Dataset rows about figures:
┄┄┄┄┄┄┄┄┄┄┄┄┄┄┄┄┄┄┄┄

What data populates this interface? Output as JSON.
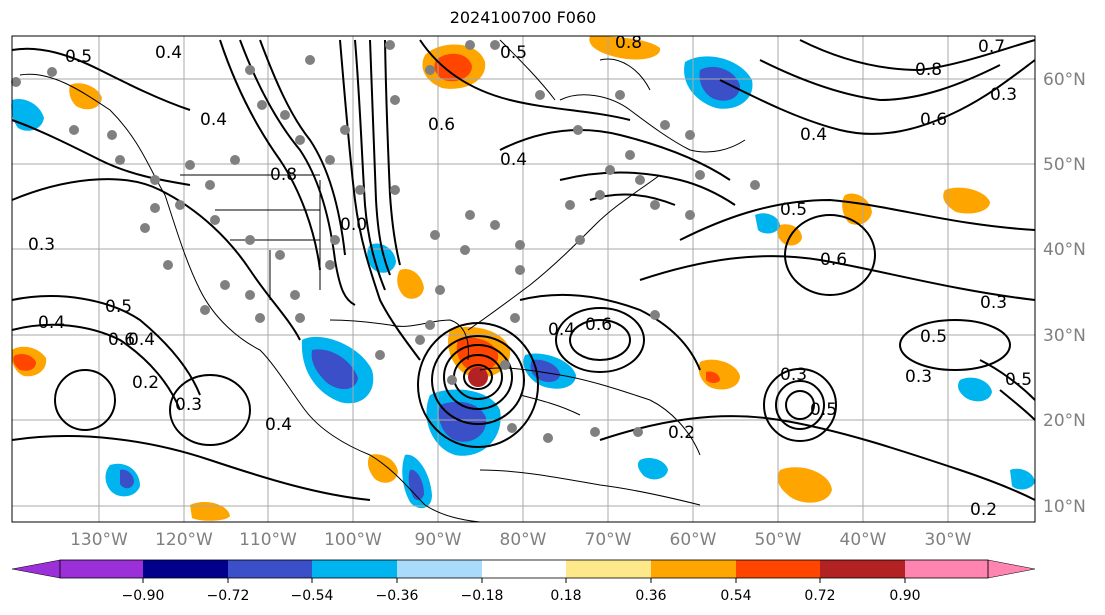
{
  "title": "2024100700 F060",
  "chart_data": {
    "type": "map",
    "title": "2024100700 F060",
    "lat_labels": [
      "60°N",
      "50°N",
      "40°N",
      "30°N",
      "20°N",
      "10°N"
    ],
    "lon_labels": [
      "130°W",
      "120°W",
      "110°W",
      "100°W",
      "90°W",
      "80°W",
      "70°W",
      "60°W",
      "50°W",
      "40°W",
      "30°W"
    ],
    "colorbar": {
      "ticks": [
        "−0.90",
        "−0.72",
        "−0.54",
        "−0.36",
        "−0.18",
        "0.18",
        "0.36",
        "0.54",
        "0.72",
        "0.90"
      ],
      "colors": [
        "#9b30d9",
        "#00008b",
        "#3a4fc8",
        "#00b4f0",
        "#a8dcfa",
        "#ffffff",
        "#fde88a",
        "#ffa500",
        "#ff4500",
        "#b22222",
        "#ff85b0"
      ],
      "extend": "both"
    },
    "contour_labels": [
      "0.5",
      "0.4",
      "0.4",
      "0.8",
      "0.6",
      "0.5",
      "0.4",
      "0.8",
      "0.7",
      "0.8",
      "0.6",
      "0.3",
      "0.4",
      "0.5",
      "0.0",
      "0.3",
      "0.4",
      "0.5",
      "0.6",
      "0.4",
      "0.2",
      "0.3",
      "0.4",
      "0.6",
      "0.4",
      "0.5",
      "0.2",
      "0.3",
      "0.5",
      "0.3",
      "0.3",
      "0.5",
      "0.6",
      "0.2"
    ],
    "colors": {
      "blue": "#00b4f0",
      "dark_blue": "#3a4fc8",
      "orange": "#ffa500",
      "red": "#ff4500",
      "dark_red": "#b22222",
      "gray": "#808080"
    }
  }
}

┄┄┄┄┄┄┄┄┄┄┄┄┄┄┄┄┄┄┄┄

__What you are asked to do__. From the listing above, copy all lines holding the word "title".

__Written solution__.
  "title": "2024100700 F060",
    "title": "2024100700 F060",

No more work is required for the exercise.